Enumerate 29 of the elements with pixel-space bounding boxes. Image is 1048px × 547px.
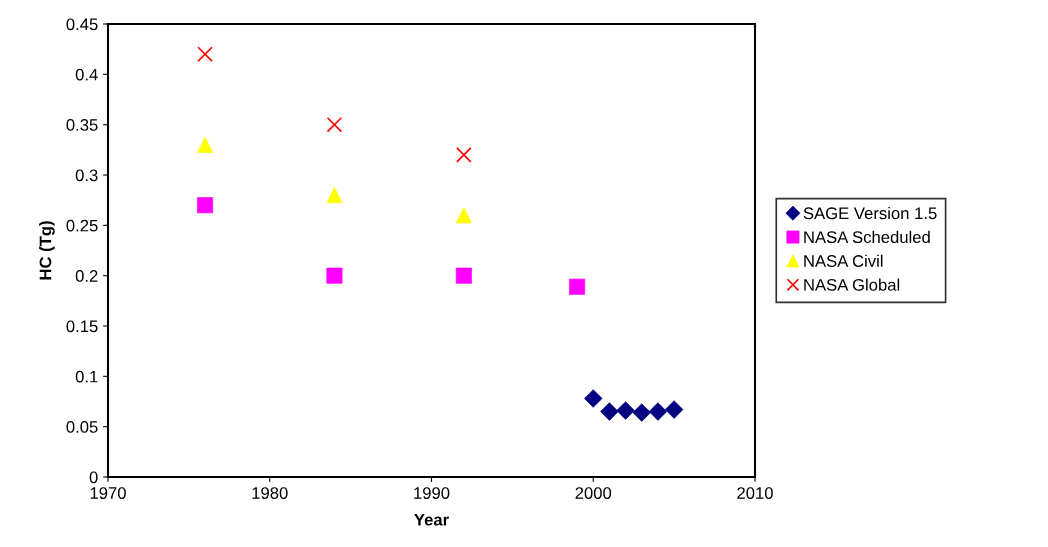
x-tick-label: 2010 [737, 487, 773, 499]
y-tick-label: 0.3 [75, 169, 98, 182]
y-tick-label: 0.15 [66, 320, 98, 333]
legend-label: NASA Global [804, 278, 900, 291]
y-tick-label: 0 [89, 471, 98, 484]
x-axis-title: Year [414, 513, 449, 526]
x-tick-label: 1990 [414, 487, 450, 499]
y-tick-label: 0.2 [75, 270, 98, 282]
point [455, 207, 472, 224]
x-tick-label: 1970 [90, 487, 126, 499]
y-tick-label: 0.25 [66, 219, 98, 232]
x-tick-label: 1980 [252, 487, 288, 499]
legend-label: NASA Scheduled [804, 230, 930, 244]
y-tick-label: 0.05 [66, 421, 98, 433]
x-tick-label: 2000 [575, 487, 612, 499]
point [648, 402, 668, 421]
legend-label: NASA Civil [804, 254, 883, 267]
y-tick-label: 0.1 [75, 370, 98, 383]
legend-label: SAGE Version 1.5 [803, 206, 937, 220]
point [584, 389, 603, 408]
y-axis-title: HC (Tg) [39, 221, 55, 280]
point [569, 278, 586, 295]
point [197, 46, 213, 62]
y-tick-label: 0.4 [75, 68, 98, 81]
y-tick-label: 0.35 [66, 119, 98, 131]
point [326, 116, 343, 133]
y-tick-label: 0.45 [66, 18, 98, 31]
point [456, 147, 472, 163]
point [326, 187, 343, 204]
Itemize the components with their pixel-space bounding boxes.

________

# What the task requires
Copy every line of the entry above exactly, leaving out the picture.

# Output of the task
Enumerate 29 of the elements with pixel-space bounding boxes. Image is 1048px × 547px.
x-tick-label: 2010 [737, 487, 773, 499]
y-tick-label: 0.3 [75, 169, 98, 182]
y-tick-label: 0.15 [66, 320, 98, 333]
legend-label: NASA Global [804, 278, 900, 291]
y-tick-label: 0 [89, 471, 98, 484]
x-axis-title: Year [414, 513, 449, 526]
x-tick-label: 1990 [414, 487, 450, 499]
y-tick-label: 0.2 [75, 270, 98, 282]
point [455, 207, 472, 224]
x-tick-label: 1970 [90, 487, 126, 499]
y-tick-label: 0.25 [66, 219, 98, 232]
x-tick-label: 1980 [252, 487, 288, 499]
legend-label: NASA Scheduled [804, 230, 930, 244]
y-tick-label: 0.05 [66, 421, 98, 433]
x-tick-label: 2000 [575, 487, 612, 499]
point [648, 402, 668, 421]
legend-label: NASA Civil [804, 254, 883, 267]
y-tick-label: 0.1 [75, 370, 98, 383]
legend-label: SAGE Version 1.5 [803, 206, 937, 220]
point [584, 389, 603, 408]
y-axis-title: HC (Tg) [39, 221, 55, 280]
point [569, 278, 586, 295]
point [197, 46, 213, 62]
y-tick-label: 0.4 [75, 68, 98, 81]
y-tick-label: 0.35 [66, 119, 98, 131]
point [326, 116, 343, 133]
y-tick-label: 0.45 [66, 18, 98, 31]
point [456, 147, 472, 163]
point [326, 187, 343, 204]
Itemize the components with their pixel-space bounding boxes.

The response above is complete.